• [PROBLEM TO WORK ON]
What follows is a listing; give it again exactly, in its entirety.

• [Part of a data file]
[start]

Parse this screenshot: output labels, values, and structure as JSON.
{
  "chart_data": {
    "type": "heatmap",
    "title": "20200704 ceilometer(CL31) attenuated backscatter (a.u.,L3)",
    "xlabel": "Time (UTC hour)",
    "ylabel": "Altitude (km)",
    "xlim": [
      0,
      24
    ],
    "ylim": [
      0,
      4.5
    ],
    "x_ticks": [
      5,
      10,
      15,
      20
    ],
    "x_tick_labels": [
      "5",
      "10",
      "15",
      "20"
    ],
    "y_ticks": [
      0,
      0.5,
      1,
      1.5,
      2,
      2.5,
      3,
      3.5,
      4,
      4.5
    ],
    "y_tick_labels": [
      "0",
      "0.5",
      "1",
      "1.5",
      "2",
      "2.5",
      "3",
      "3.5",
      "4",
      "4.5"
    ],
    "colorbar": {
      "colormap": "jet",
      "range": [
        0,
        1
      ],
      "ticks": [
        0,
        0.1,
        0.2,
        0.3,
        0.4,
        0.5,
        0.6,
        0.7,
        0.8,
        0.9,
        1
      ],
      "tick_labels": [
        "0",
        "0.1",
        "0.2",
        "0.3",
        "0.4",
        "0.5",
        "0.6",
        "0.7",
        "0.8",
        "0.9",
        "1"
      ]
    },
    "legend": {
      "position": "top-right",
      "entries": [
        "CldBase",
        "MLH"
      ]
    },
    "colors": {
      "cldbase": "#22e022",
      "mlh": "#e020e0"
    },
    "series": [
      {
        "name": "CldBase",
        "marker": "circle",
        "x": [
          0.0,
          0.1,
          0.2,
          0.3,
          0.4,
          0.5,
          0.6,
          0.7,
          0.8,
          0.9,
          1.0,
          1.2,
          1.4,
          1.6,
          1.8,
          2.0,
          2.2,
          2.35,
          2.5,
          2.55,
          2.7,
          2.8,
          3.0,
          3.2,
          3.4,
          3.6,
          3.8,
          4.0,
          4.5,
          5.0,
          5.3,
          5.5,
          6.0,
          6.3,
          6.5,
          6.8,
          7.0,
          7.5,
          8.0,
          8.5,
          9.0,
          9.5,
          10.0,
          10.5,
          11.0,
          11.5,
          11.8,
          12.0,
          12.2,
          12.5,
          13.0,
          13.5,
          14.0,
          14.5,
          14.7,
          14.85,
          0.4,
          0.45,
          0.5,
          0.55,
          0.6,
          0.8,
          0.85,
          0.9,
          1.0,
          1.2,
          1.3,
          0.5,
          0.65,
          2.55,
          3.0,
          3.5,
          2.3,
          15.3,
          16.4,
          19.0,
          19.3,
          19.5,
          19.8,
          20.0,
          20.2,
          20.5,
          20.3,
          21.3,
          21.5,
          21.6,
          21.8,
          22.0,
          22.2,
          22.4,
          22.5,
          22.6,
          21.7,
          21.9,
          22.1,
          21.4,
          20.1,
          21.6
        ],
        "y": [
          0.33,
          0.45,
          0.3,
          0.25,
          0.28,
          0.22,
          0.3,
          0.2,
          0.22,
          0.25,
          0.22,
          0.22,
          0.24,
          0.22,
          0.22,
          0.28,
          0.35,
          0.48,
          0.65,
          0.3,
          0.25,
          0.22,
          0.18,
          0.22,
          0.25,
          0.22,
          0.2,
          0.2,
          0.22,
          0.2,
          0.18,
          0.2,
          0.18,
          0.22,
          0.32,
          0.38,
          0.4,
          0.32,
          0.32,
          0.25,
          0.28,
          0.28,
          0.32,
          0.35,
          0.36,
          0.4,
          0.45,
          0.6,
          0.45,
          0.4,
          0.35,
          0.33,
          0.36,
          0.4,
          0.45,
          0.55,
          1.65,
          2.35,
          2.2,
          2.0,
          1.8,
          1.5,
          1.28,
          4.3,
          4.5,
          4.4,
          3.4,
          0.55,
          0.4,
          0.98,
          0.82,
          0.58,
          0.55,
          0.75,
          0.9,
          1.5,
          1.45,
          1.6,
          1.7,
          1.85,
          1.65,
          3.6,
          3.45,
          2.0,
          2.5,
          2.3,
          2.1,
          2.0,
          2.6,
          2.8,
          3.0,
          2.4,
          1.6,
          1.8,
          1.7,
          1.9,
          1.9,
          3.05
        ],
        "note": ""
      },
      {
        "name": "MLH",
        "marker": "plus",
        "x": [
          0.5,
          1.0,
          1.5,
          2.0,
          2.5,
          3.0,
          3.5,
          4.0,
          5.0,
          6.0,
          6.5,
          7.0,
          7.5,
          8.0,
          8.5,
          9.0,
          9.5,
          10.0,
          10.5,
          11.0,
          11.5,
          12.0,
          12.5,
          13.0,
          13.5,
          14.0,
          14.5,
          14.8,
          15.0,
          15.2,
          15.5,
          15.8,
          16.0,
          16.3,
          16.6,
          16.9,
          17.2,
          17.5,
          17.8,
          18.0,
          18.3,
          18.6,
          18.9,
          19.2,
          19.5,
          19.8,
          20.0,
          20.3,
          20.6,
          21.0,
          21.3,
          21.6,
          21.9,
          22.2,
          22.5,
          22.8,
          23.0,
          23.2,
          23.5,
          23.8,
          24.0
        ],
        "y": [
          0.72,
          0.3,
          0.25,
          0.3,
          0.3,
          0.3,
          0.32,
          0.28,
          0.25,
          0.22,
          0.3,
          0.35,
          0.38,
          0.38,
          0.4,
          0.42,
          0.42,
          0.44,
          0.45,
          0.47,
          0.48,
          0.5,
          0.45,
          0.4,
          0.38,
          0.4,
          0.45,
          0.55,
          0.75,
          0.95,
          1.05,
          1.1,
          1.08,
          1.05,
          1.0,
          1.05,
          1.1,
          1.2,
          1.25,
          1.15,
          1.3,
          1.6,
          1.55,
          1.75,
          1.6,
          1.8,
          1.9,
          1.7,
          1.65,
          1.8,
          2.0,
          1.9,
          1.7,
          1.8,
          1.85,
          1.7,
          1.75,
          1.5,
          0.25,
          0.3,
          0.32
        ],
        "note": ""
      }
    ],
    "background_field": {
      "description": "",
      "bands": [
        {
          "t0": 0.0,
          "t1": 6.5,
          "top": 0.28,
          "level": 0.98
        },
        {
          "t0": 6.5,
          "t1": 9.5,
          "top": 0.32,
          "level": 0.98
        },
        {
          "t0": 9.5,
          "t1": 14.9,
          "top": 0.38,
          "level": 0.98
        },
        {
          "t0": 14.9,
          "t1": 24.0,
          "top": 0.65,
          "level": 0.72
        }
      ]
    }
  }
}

[end]

• [REPLY]
Parse this screenshot: output labels, values, and structure as JSON.
{
  "chart_data": {
    "type": "heatmap",
    "title": "20200704 ceilometer(CL31) attenuated backscatter (a.u.,L3)",
    "xlabel": "Time (UTC hour)",
    "ylabel": "Altitude (km)",
    "xlim": [
      0,
      24
    ],
    "ylim": [
      0,
      4.5
    ],
    "x_ticks": [
      5,
      10,
      15,
      20
    ],
    "x_tick_labels": [
      "5",
      "10",
      "15",
      "20"
    ],
    "y_ticks": [
      0,
      0.5,
      1,
      1.5,
      2,
      2.5,
      3,
      3.5,
      4,
      4.5
    ],
    "y_tick_labels": [
      "0",
      "0.5",
      "1",
      "1.5",
      "2",
      "2.5",
      "3",
      "3.5",
      "4",
      "4.5"
    ],
    "colorbar": {
      "colormap": "jet",
      "range": [
        0,
        1
      ],
      "ticks": [
        0,
        0.1,
        0.2,
        0.3,
        0.4,
        0.5,
        0.6,
        0.7,
        0.8,
        0.9,
        1
      ],
      "tick_labels": [
        "0",
        "0.1",
        "0.2",
        "0.3",
        "0.4",
        "0.5",
        "0.6",
        "0.7",
        "0.8",
        "0.9",
        "1"
      ]
    },
    "legend": {
      "position": "top-right",
      "entries": [
        "CldBase",
        "MLH"
      ]
    },
    "colors": {
      "cldbase": "#22e022",
      "mlh": "#e020e0"
    },
    "series": [
      {
        "name": "CldBase",
        "marker": "circle",
        "x": [
          0.0,
          0.1,
          0.2,
          0.3,
          0.4,
          0.5,
          0.6,
          0.7,
          0.8,
          0.9,
          1.0,
          1.2,
          1.4,
          1.6,
          1.8,
          2.0,
          2.2,
          2.35,
          2.5,
          2.55,
          2.7,
          2.8,
          3.0,
          3.2,
          3.4,
          3.6,
          3.8,
          4.0,
          4.5,
          5.0,
          5.3,
          5.5,
          6.0,
          6.3,
          6.5,
          6.8,
          7.0,
          7.5,
          8.0,
          8.5,
          9.0,
          9.5,
          10.0,
          10.5,
          11.0,
          11.5,
          11.8,
          12.0,
          12.2,
          12.5,
          13.0,
          13.5,
          14.0,
          14.5,
          14.7,
          14.85,
          0.4,
          0.45,
          0.5,
          0.55,
          0.6,
          0.8,
          0.85,
          0.9,
          1.0,
          1.2,
          1.3,
          0.5,
          0.65,
          2.55,
          3.0,
          3.5,
          2.3,
          15.3,
          16.4,
          19.0,
          19.3,
          19.5,
          19.8,
          20.0,
          20.2,
          20.5,
          20.3,
          21.3,
          21.5,
          21.6,
          21.8,
          22.0,
          22.2,
          22.4,
          22.5,
          22.6,
          21.7,
          21.9,
          22.1,
          21.4,
          20.1,
          21.6
        ],
        "y": [
          0.33,
          0.45,
          0.3,
          0.25,
          0.28,
          0.22,
          0.3,
          0.2,
          0.22,
          0.25,
          0.22,
          0.22,
          0.24,
          0.22,
          0.22,
          0.28,
          0.35,
          0.48,
          0.65,
          0.3,
          0.25,
          0.22,
          0.18,
          0.22,
          0.25,
          0.22,
          0.2,
          0.2,
          0.22,
          0.2,
          0.18,
          0.2,
          0.18,
          0.22,
          0.32,
          0.38,
          0.4,
          0.32,
          0.32,
          0.25,
          0.28,
          0.28,
          0.32,
          0.35,
          0.36,
          0.4,
          0.45,
          0.6,
          0.45,
          0.4,
          0.35,
          0.33,
          0.36,
          0.4,
          0.45,
          0.55,
          1.65,
          2.35,
          2.2,
          2.0,
          1.8,
          1.5,
          1.28,
          4.3,
          4.5,
          4.4,
          3.4,
          0.55,
          0.4,
          0.98,
          0.82,
          0.58,
          0.55,
          0.75,
          0.9,
          1.5,
          1.45,
          1.6,
          1.7,
          1.85,
          1.65,
          3.6,
          3.45,
          2.0,
          2.5,
          2.3,
          2.1,
          2.0,
          2.6,
          2.8,
          3.0,
          2.4,
          1.6,
          1.8,
          1.7,
          1.9,
          1.9,
          3.05
        ],
        "note": ""
      },
      {
        "name": "MLH",
        "marker": "plus",
        "x": [
          0.5,
          1.0,
          1.5,
          2.0,
          2.5,
          3.0,
          3.5,
          4.0,
          5.0,
          6.0,
          6.5,
          7.0,
          7.5,
          8.0,
          8.5,
          9.0,
          9.5,
          10.0,
          10.5,
          11.0,
          11.5,
          12.0,
          12.5,
          13.0,
          13.5,
          14.0,
          14.5,
          14.8,
          15.0,
          15.2,
          15.5,
          15.8,
          16.0,
          16.3,
          16.6,
          16.9,
          17.2,
          17.5,
          17.8,
          18.0,
          18.3,
          18.6,
          18.9,
          19.2,
          19.5,
          19.8,
          20.0,
          20.3,
          20.6,
          21.0,
          21.3,
          21.6,
          21.9,
          22.2,
          22.5,
          22.8,
          23.0,
          23.2,
          23.5,
          23.8,
          24.0
        ],
        "y": [
          0.72,
          0.3,
          0.25,
          0.3,
          0.3,
          0.3,
          0.32,
          0.28,
          0.25,
          0.22,
          0.3,
          0.35,
          0.38,
          0.38,
          0.4,
          0.42,
          0.42,
          0.44,
          0.45,
          0.47,
          0.48,
          0.5,
          0.45,
          0.4,
          0.38,
          0.4,
          0.45,
          0.55,
          0.75,
          0.95,
          1.05,
          1.1,
          1.08,
          1.05,
          1.0,
          1.05,
          1.1,
          1.2,
          1.25,
          1.15,
          1.3,
          1.6,
          1.55,
          1.75,
          1.6,
          1.8,
          1.9,
          1.7,
          1.65,
          1.8,
          2.0,
          1.9,
          1.7,
          1.8,
          1.85,
          1.7,
          1.75,
          1.5,
          0.25,
          0.3,
          0.32
        ],
        "note": ""
      }
    ],
    "background_field": {
      "description": "",
      "bands": [
        {
          "t0": 0.0,
          "t1": 6.5,
          "top": 0.28,
          "level": 0.98
        },
        {
          "t0": 6.5,
          "t1": 9.5,
          "top": 0.32,
          "level": 0.98
        },
        {
          "t0": 9.5,
          "t1": 14.9,
          "top": 0.38,
          "level": 0.98
        },
        {
          "t0": 14.9,
          "t1": 24.0,
          "top": 0.65,
          "level": 0.72
        }
      ]
    }
  }
}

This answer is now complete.